### YOUR TASKS
a: From the forum thread below about moving to the Paphos area, list each distinct username that appears in a post header, one per line, in the order each first appears.
b: Quote the passage of the forum thread below about moving to the Paphos area between "# Moving to" and "every penny counts!", inclusive.

### EXCERPT PROVIDED
::::

# Moving to Paphos area next March



## a&jmdodd (Nov 10, 2009)

Hi - we're moving to Paphos area next March and would welcome advice on the Income Tax situation. Pension will be £13000 per annum but should we stay under UK system or take up Cyprus system? If Cyprus which do you recommend - the 5% or 30% where first 19,000 is tax free. In view of economic climate - every penny counts!

niftififties


----------



## BabsM (May 24, 2008)

Hi there. Welcome to the forum.
I think your question is an easy one. £13000 Sterling equates to roughtly 14300 Euros and is well within the Cyprus tax allowance. Even if you have other income it is probably not going to exceed the allowance. If you reside in Cyprus for over 183 days in the Cyprus financial year (Jan to Dec) you are eligible... why pay more tax than you have to?


----------



## a&jmdodd (Nov 10, 2009)

BabsM said:


> Hi there. Welcome to the forum.
> I think your question is an easy one. £13000 Sterling equates to roughtly 14300 Euros and is well within the Cyprus tax allowance. Even if you have other income it is probably not going to exceed the allowance. If you reside in Cyprus for over 183 days in the Cyprus financial year (Jan to Dec) you are eligible... why pay more tax than you have to?


thanks for your reply - so much to think about, so little time!!!


----------



## Veronica (Apr 5, 2008)

No contest.

De-register for tax in the UK and register over here. 

Veronica


----------



## Toxan (Dec 29, 2010)

Did you make it over?


----------

::::

### DATASET CONTENT
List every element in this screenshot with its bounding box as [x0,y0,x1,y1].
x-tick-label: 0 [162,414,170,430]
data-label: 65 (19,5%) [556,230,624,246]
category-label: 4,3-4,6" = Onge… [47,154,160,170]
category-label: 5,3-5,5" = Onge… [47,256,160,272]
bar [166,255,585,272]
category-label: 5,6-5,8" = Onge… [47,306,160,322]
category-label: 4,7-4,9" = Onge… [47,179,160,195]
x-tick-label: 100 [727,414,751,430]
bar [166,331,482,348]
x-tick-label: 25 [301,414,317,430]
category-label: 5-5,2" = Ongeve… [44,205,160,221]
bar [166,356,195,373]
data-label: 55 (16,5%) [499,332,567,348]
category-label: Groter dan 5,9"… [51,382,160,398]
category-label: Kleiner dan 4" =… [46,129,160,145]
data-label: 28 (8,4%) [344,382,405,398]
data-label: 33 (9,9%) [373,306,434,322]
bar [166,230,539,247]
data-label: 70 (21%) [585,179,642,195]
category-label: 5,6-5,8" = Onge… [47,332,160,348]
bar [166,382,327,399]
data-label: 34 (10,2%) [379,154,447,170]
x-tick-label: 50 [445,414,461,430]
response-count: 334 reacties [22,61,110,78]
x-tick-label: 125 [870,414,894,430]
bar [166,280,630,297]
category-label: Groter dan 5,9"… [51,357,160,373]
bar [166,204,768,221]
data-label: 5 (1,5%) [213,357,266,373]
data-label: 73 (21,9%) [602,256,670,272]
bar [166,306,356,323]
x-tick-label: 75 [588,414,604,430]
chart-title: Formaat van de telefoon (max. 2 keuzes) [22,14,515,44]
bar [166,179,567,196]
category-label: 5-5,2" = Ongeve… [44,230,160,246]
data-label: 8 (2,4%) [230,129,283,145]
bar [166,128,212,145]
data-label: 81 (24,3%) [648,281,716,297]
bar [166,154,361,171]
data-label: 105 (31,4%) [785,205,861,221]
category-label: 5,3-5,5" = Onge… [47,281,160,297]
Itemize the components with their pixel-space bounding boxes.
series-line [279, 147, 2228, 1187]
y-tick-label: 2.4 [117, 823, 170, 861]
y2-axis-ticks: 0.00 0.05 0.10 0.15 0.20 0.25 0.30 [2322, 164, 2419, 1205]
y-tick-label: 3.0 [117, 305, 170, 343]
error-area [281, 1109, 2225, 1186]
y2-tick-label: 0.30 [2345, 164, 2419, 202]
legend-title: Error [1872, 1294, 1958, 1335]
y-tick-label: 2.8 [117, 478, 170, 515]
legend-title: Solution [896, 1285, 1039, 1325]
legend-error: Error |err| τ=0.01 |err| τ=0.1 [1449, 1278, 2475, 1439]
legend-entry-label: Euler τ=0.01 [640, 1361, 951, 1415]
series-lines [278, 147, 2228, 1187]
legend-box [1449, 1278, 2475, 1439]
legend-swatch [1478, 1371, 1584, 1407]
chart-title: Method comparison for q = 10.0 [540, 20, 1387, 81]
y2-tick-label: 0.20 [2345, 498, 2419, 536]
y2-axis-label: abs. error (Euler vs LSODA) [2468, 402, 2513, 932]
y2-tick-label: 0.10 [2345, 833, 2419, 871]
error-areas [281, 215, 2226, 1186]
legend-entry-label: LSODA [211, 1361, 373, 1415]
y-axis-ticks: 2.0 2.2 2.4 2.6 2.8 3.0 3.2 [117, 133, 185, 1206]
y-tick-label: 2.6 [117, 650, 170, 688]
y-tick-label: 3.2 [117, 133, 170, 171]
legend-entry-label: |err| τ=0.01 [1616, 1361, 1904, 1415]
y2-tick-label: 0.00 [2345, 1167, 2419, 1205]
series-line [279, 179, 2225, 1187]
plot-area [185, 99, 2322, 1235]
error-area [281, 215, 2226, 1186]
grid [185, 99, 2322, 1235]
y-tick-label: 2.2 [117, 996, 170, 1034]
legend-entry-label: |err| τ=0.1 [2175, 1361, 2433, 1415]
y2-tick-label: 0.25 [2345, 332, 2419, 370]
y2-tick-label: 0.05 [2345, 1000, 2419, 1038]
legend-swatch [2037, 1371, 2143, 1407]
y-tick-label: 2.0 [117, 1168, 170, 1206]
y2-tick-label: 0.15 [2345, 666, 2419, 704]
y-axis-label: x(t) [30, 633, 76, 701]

::::

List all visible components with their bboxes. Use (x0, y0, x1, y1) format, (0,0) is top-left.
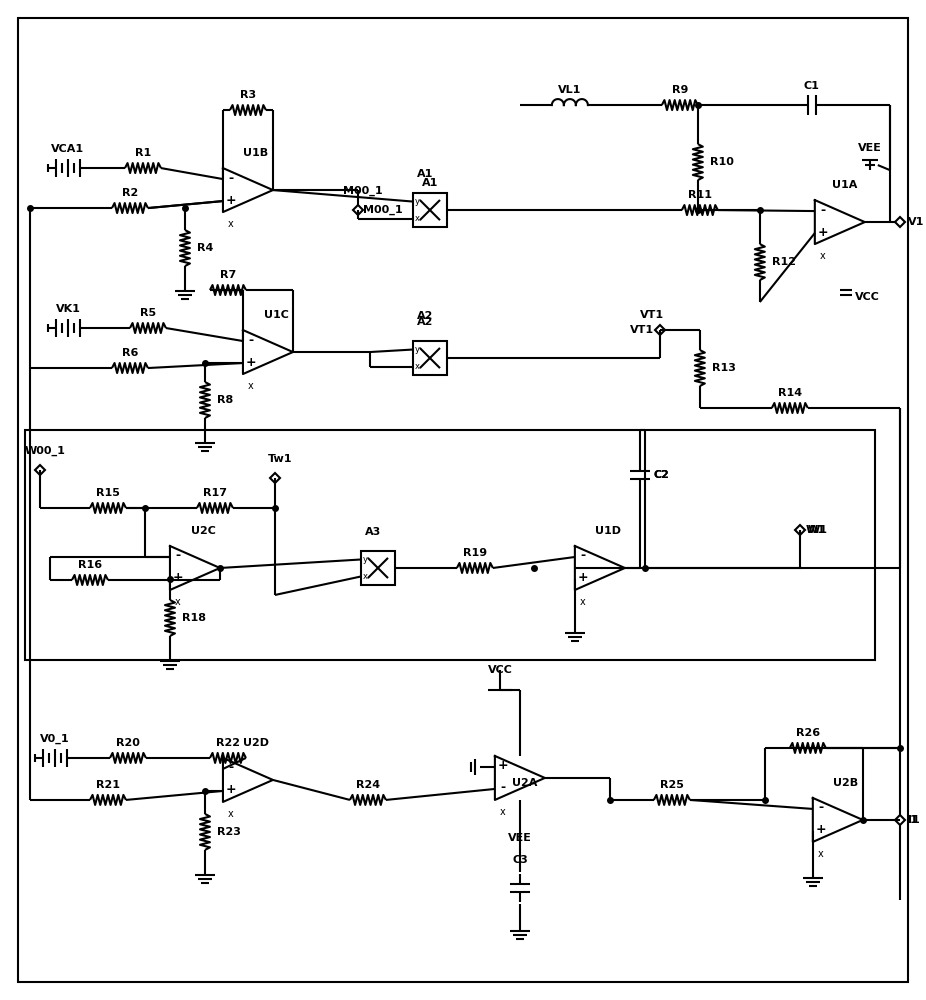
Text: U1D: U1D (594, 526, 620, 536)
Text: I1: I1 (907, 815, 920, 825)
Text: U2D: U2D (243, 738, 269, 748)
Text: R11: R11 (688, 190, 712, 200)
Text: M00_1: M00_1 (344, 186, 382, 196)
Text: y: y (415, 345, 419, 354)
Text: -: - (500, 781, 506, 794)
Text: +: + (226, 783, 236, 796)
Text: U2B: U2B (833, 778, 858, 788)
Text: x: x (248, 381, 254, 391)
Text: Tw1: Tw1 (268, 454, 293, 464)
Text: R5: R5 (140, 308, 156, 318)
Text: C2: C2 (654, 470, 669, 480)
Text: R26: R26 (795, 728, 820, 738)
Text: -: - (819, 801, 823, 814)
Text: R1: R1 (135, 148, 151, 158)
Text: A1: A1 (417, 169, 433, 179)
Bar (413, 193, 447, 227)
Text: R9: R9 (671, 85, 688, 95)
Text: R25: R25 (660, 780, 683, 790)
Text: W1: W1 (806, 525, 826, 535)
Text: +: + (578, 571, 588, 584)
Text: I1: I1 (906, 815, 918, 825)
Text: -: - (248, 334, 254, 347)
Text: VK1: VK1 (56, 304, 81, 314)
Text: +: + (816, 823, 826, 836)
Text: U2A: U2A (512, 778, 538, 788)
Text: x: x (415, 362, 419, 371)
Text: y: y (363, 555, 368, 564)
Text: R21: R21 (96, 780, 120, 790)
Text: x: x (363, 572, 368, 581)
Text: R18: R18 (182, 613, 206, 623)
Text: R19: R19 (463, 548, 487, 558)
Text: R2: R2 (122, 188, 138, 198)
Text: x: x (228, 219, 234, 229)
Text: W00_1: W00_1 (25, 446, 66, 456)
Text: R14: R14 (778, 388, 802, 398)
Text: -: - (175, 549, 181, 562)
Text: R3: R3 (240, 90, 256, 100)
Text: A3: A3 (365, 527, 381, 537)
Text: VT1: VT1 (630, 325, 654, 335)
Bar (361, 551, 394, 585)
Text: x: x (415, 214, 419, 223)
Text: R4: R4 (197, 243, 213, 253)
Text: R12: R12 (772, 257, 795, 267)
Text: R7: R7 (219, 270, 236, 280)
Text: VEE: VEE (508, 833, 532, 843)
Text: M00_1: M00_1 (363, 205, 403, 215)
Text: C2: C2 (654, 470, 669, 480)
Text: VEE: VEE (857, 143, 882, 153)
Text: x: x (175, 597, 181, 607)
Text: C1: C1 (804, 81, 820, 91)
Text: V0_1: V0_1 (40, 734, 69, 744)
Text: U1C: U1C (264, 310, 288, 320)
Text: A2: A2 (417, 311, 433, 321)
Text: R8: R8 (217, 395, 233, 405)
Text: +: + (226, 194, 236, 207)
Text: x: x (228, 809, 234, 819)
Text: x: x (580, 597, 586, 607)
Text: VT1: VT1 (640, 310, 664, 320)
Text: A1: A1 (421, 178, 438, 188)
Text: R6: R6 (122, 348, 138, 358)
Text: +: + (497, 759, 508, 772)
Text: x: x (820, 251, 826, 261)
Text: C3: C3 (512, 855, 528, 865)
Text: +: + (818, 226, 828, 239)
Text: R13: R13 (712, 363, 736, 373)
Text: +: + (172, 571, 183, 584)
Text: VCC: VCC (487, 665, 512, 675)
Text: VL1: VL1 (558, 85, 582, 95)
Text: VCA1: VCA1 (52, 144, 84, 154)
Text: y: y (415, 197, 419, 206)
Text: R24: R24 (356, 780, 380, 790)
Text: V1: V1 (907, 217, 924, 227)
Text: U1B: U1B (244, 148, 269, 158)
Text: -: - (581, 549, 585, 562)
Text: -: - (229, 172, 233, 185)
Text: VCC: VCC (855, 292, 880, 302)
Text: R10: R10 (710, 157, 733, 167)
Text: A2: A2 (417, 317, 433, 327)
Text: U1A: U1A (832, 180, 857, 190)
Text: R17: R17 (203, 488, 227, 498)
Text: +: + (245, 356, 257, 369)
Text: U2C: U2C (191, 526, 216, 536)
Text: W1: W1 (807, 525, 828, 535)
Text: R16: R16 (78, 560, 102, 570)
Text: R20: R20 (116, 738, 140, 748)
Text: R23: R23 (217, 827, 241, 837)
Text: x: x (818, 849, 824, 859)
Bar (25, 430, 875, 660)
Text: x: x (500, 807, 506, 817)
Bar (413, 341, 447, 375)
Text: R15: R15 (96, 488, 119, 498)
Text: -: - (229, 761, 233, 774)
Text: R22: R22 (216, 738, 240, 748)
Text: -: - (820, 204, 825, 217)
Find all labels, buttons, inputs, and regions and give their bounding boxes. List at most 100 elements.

::::

### SOLUTIONS TO THE EXERCISE
a:
a&jmdodd
BabsM
Veronica
Toxan

b:
# Moving to Paphos area next March



## a&jmdodd (Nov 10, 2009)

Hi - we're moving to Paphos area next March and would welcome advice on the Income Tax situation. Pension will be £13000 per annum but should we stay under UK system or take up Cyprus system? If Cyprus which do you recommend - the 5% or 30% where first 19,000 is tax free. In view of economic climate - every penny counts!